> [WHAT THIS TASK INVOLVES]
Will you print the material below without altering a single character?

───── EXTRACTED MATERIAL ─────

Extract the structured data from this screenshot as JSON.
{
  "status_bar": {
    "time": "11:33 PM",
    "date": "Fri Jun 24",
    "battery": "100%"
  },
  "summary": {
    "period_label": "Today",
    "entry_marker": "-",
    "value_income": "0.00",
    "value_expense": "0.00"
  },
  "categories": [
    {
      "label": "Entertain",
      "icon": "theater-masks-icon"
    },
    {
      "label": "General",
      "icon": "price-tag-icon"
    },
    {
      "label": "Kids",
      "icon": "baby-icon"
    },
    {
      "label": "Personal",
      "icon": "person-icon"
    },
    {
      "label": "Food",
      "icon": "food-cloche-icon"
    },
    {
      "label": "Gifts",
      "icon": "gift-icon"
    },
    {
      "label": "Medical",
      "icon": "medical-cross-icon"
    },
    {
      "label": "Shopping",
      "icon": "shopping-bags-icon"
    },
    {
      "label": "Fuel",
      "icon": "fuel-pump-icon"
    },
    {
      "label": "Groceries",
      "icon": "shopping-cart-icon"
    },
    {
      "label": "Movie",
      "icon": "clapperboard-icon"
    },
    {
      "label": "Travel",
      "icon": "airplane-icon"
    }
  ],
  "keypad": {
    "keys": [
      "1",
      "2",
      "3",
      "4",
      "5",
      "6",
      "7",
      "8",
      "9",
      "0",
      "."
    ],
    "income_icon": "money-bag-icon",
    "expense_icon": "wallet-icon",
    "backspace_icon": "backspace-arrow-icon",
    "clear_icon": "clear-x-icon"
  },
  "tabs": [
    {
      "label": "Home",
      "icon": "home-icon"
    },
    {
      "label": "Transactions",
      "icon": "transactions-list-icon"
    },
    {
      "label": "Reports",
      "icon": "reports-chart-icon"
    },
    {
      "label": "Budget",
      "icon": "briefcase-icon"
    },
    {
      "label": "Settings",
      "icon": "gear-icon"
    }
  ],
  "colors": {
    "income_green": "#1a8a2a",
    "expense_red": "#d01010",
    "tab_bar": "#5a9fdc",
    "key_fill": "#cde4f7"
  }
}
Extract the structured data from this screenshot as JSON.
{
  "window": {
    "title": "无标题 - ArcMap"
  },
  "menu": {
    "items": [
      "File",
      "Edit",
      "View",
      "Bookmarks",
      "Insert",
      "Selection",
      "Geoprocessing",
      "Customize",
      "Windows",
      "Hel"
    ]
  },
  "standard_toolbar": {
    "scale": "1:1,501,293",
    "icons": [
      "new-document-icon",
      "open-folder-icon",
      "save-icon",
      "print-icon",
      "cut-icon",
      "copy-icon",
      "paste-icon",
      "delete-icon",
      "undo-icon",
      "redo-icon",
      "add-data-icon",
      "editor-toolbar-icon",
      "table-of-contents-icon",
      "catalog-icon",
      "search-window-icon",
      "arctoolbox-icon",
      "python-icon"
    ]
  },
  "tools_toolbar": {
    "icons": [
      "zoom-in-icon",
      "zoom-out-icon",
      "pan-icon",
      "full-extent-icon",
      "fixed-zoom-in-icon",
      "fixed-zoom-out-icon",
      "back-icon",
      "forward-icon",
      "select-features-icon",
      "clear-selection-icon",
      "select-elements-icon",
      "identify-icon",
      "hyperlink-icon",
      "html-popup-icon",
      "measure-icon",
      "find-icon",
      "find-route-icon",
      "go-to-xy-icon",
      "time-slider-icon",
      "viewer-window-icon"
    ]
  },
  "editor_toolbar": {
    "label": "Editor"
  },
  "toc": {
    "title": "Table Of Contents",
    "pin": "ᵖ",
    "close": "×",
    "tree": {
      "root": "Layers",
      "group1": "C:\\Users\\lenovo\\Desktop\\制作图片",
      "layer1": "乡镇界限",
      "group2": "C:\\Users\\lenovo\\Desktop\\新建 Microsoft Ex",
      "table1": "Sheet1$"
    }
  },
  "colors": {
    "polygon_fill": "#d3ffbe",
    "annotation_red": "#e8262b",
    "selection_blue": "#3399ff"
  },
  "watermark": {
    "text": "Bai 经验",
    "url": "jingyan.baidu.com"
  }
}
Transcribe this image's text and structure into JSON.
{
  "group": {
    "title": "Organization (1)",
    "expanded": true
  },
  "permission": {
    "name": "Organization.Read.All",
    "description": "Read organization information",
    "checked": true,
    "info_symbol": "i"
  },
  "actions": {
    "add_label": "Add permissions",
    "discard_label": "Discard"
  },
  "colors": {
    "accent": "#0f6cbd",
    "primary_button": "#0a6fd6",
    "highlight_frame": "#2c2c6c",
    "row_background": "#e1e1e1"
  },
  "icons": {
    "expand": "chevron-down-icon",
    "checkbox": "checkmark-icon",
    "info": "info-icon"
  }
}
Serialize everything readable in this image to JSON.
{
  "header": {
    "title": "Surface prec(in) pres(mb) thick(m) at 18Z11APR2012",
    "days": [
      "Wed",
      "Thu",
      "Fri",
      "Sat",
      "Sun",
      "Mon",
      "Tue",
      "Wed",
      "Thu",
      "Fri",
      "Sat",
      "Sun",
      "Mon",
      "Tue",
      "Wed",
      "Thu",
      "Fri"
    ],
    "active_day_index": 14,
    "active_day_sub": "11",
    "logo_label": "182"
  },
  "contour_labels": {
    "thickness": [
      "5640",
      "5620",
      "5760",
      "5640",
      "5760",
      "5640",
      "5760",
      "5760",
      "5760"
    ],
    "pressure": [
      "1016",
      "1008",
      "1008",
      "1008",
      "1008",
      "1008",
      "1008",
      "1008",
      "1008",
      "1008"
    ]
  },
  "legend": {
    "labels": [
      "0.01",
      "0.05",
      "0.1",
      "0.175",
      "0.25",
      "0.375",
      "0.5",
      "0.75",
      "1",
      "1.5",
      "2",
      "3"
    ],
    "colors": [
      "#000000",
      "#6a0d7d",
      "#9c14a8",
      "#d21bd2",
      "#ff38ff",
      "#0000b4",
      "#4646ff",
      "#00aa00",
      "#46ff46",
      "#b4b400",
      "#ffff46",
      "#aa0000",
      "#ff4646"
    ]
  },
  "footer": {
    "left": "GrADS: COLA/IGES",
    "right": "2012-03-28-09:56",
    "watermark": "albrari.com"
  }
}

─────

> [ANSWER FOR THIS EXERCISE]
Extract the structured data from this screenshot as JSON.
{
  "status_bar": {
    "time": "11:33 PM",
    "date": "Fri Jun 24",
    "battery": "100%"
  },
  "summary": {
    "period_label": "Today",
    "entry_marker": "-",
    "value_income": "0.00",
    "value_expense": "0.00"
  },
  "categories": [
    {
      "label": "Entertain",
      "icon": "theater-masks-icon"
    },
    {
      "label": "General",
      "icon": "price-tag-icon"
    },
    {
      "label": "Kids",
      "icon": "baby-icon"
    },
    {
      "label": "Personal",
      "icon": "person-icon"
    },
    {
      "label": "Food",
      "icon": "food-cloche-icon"
    },
    {
      "label": "Gifts",
      "icon": "gift-icon"
    },
    {
      "label": "Medical",
      "icon": "medical-cross-icon"
    },
    {
      "label": "Shopping",
      "icon": "shopping-bags-icon"
    },
    {
      "label": "Fuel",
      "icon": "fuel-pump-icon"
    },
    {
      "label": "Groceries",
      "icon": "shopping-cart-icon"
    },
    {
      "label": "Movie",
      "icon": "clapperboard-icon"
    },
    {
      "label": "Travel",
      "icon": "airplane-icon"
    }
  ],
  "keypad": {
    "keys": [
      "1",
      "2",
      "3",
      "4",
      "5",
      "6",
      "7",
      "8",
      "9",
      "0",
      "."
    ],
    "income_icon": "money-bag-icon",
    "expense_icon": "wallet-icon",
    "backspace_icon": "backspace-arrow-icon",
    "clear_icon": "clear-x-icon"
  },
  "tabs": [
    {
      "label": "Home",
      "icon": "home-icon"
    },
    {
      "label": "Transactions",
      "icon": "transactions-list-icon"
    },
    {
      "label": "Reports",
      "icon": "reports-chart-icon"
    },
    {
      "label": "Budget",
      "icon": "briefcase-icon"
    },
    {
      "label": "Settings",
      "icon": "gear-icon"
    }
  ],
  "colors": {
    "income_green": "#1a8a2a",
    "expense_red": "#d01010",
    "tab_bar": "#5a9fdc",
    "key_fill": "#cde4f7"
  }
}
Extract the structured data from this screenshot as JSON.
{
  "window": {
    "title": "无标题 - ArcMap"
  },
  "menu": {
    "items": [
      "File",
      "Edit",
      "View",
      "Bookmarks",
      "Insert",
      "Selection",
      "Geoprocessing",
      "Customize",
      "Windows",
      "Hel"
    ]
  },
  "standard_toolbar": {
    "scale": "1:1,501,293",
    "icons": [
      "new-document-icon",
      "open-folder-icon",
      "save-icon",
      "print-icon",
      "cut-icon",
      "copy-icon",
      "paste-icon",
      "delete-icon",
      "undo-icon",
      "redo-icon",
      "add-data-icon",
      "editor-toolbar-icon",
      "table-of-contents-icon",
      "catalog-icon",
      "search-window-icon",
      "arctoolbox-icon",
      "python-icon"
    ]
  },
  "tools_toolbar": {
    "icons": [
      "zoom-in-icon",
      "zoom-out-icon",
      "pan-icon",
      "full-extent-icon",
      "fixed-zoom-in-icon",
      "fixed-zoom-out-icon",
      "back-icon",
      "forward-icon",
      "select-features-icon",
      "clear-selection-icon",
      "select-elements-icon",
      "identify-icon",
      "hyperlink-icon",
      "html-popup-icon",
      "measure-icon",
      "find-icon",
      "find-route-icon",
      "go-to-xy-icon",
      "time-slider-icon",
      "viewer-window-icon"
    ]
  },
  "editor_toolbar": {
    "label": "Editor"
  },
  "toc": {
    "title": "Table Of Contents",
    "pin": "ᵖ",
    "close": "×",
    "tree": {
      "root": "Layers",
      "group1": "C:\\Users\\lenovo\\Desktop\\制作图片",
      "layer1": "乡镇界限",
      "group2": "C:\\Users\\lenovo\\Desktop\\新建 Microsoft Ex",
      "table1": "Sheet1$"
    }
  },
  "colors": {
    "polygon_fill": "#d3ffbe",
    "annotation_red": "#e8262b",
    "selection_blue": "#3399ff"
  },
  "watermark": {
    "text": "Bai 经验",
    "url": "jingyan.baidu.com"
  }
}
Transcribe this image's text and structure into JSON.
{
  "group": {
    "title": "Organization (1)",
    "expanded": true
  },
  "permission": {
    "name": "Organization.Read.All",
    "description": "Read organization information",
    "checked": true,
    "info_symbol": "i"
  },
  "actions": {
    "add_label": "Add permissions",
    "discard_label": "Discard"
  },
  "colors": {
    "accent": "#0f6cbd",
    "primary_button": "#0a6fd6",
    "highlight_frame": "#2c2c6c",
    "row_background": "#e1e1e1"
  },
  "icons": {
    "expand": "chevron-down-icon",
    "checkbox": "checkmark-icon",
    "info": "info-icon"
  }
}
Serialize everything readable in this image to JSON.
{
  "header": {
    "title": "Surface prec(in) pres(mb) thick(m) at 18Z11APR2012",
    "days": [
      "Wed",
      "Thu",
      "Fri",
      "Sat",
      "Sun",
      "Mon",
      "Tue",
      "Wed",
      "Thu",
      "Fri",
      "Sat",
      "Sun",
      "Mon",
      "Tue",
      "Wed",
      "Thu",
      "Fri"
    ],
    "active_day_index": 14,
    "active_day_sub": "11",
    "logo_label": "182"
  },
  "contour_labels": {
    "thickness": [
      "5640",
      "5620",
      "5760",
      "5640",
      "5760",
      "5640",
      "5760",
      "5760",
      "5760"
    ],
    "pressure": [
      "1016",
      "1008",
      "1008",
      "1008",
      "1008",
      "1008",
      "1008",
      "1008",
      "1008",
      "1008"
    ]
  },
  "legend": {
    "labels": [
      "0.01",
      "0.05",
      "0.1",
      "0.175",
      "0.25",
      "0.375",
      "0.5",
      "0.75",
      "1",
      "1.5",
      "2",
      "3"
    ],
    "colors": [
      "#000000",
      "#6a0d7d",
      "#9c14a8",
      "#d21bd2",
      "#ff38ff",
      "#0000b4",
      "#4646ff",
      "#00aa00",
      "#46ff46",
      "#b4b400",
      "#ffff46",
      "#aa0000",
      "#ff4646"
    ]
  },
  "footer": {
    "left": "GrADS: COLA/IGES",
    "right": "2012-03-28-09:56",
    "watermark": "albrari.com"
  }
}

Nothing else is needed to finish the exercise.